■ **HALAMAN**:
►
Oleh : Astari Nur Khofifah

Mahasiswa INISNU Temanggung 

Seiring dengan maju pesatnya kajian tentang ekonomi Islam dengan menggunakan pendekatan filsafat dan sebagainya mendorong kepada terbentuknya suatu ilmu mempelajari masalah-masalah, ekonomi, rakyat, yang diilhami oleh nilai-nilai Islam. Adapun bidang kajian yang terpenting dalam perekonomian adalah bidang Produksi, Distribusi dan Konsumsi. Distribusi misalnya, menjadi posisi penting dari teori ekonomi mikro baik dalam sistem ekonomi Islam maupun kapitalis sebab pembahasan dalam bidang distribusi ini tidak hanya berkaitan dengan aspek ekonomi belaka tetapi juga aspek sosial dan politik sehingga menjadi perhatian bagi aliran pemikir ekonomi Islam dan konvensional sampai saat, ini. Pada saat ini realitas yang tampak adalah telah terjadi ketidakadilan dan ketimpangan dalam pendistribusian pendapatan dan kekayaan baik di negara maju maupun di negara-negara berkembang yang mempergunakan sistem kapitalis sebagai sistem ekonomi negaranya, sehingga menciptakan kemiskinan dimana-mana. Ekonomi berbasis keislaman yang terfokus untuk menanggapi kenyataan tersebut Islam sebagai agama yang universal diharapkan dapat menyelesaikan permasalahan tersebut dan sekaligus menjadi sistem perekonomian suatu negara.

 

Distribusi secara Islami

Dalam aktivitas ekonomi secara sederhana distribusi diartikan segala kegiatan penyaluran barang atau jasa dari tangan konsumen. Aktivitas distribusi harus dilakukan secara benar dan tepat sasaran agar barang dan jasa atau pendapatan yang dihasilkan produsen dapat sampai ke tangan konsumen atau yang membutuhkan.

Asas distribusi yang diterapkan oleh sistem ekonomi pasar (kapitalis) ini pada akhirnya berdampak pada realita bahwa yang menjadi penguasa sebenarnya adalah para kapitalis (pemilik modal dan konglomerat). Oleh karena itu, hal yang wajar jika kebijakan-kebijakan yang dikeluarkan oleh pemerintah selalu berpihak kepada para pemilik modal atau konglomerat dan selalu mengorbankan kepentingan rakyat sehingga terjadilah ketimpangan (ketidakadilan) pendistribusian pendapatan dan kekayaan.
◄
■ **TUGAS ANDA**: Lanjutkan tulisan tentang distribusi dalam ekonomi Islam di atas, mulai tepat setelah kalimat terakhirnya.

■ **MATERI YANG DIBERIKAN**:
►
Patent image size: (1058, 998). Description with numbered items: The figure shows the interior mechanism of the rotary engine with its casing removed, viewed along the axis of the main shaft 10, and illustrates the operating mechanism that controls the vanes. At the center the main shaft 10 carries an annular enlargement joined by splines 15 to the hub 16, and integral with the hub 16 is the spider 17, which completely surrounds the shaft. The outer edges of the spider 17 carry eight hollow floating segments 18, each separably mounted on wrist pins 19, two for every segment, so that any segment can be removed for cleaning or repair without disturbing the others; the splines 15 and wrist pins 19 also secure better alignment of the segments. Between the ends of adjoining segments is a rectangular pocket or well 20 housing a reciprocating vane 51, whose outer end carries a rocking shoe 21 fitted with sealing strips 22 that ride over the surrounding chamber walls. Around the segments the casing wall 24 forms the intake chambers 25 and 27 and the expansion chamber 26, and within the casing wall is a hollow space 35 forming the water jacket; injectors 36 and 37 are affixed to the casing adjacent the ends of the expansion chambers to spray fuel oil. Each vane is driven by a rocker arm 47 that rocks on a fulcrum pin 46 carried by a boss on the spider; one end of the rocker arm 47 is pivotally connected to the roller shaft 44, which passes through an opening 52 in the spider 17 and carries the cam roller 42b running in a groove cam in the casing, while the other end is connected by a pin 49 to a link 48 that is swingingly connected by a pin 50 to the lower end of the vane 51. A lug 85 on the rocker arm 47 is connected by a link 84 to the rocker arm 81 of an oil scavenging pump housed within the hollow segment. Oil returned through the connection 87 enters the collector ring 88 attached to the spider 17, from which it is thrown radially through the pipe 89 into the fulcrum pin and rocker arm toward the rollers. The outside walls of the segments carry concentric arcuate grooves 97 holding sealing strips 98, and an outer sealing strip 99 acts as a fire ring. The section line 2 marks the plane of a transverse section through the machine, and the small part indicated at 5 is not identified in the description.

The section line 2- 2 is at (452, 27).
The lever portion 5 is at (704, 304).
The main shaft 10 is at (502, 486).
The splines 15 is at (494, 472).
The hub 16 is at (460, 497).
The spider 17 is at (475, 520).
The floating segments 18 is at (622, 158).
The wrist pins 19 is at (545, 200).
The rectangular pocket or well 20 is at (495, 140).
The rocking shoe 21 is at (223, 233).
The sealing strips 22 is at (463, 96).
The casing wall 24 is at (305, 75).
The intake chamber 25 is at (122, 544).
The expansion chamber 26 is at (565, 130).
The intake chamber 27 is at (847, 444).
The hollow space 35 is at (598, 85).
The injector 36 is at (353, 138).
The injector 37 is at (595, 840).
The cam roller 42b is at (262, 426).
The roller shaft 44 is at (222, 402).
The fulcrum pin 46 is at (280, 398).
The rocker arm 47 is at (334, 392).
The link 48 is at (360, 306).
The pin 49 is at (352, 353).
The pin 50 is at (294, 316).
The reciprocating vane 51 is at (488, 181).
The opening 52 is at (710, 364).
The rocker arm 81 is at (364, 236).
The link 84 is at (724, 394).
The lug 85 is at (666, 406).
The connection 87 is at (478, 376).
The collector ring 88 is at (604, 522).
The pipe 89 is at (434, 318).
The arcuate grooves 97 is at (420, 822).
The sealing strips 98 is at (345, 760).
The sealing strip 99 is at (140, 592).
◄
■ **JAWABAN**:
Berbeda dengan kapitalisme yang memfokuskan pada individualisme, sosialisme beranggapan bahwa pemilikan bersama merupakan cara hidup yang paling baik, dengan sedikit hak milik pribadi atau tidak ada hak milik sama sekali. Sosialisme tidak menyukai adanya hak milik pribadi karena hak milik pribadi membuat manusia egois dan menghancurkan keselarasan masyarakat yang alami. Sosialisme menginginkan pengorganisasian produksi oleh negara sebagai saran untuk menghapus kemiskinan dan pengisapan orang kecil. Sosialisme menyerukan persamaan hak bagi semua lapisan, golongan, dan kelas masyarakat dalam menikmati kesejahteraan, kekayaan dan kemakmuran. Sosialisme menginginkan pembagian keadilan dalam ekonomi.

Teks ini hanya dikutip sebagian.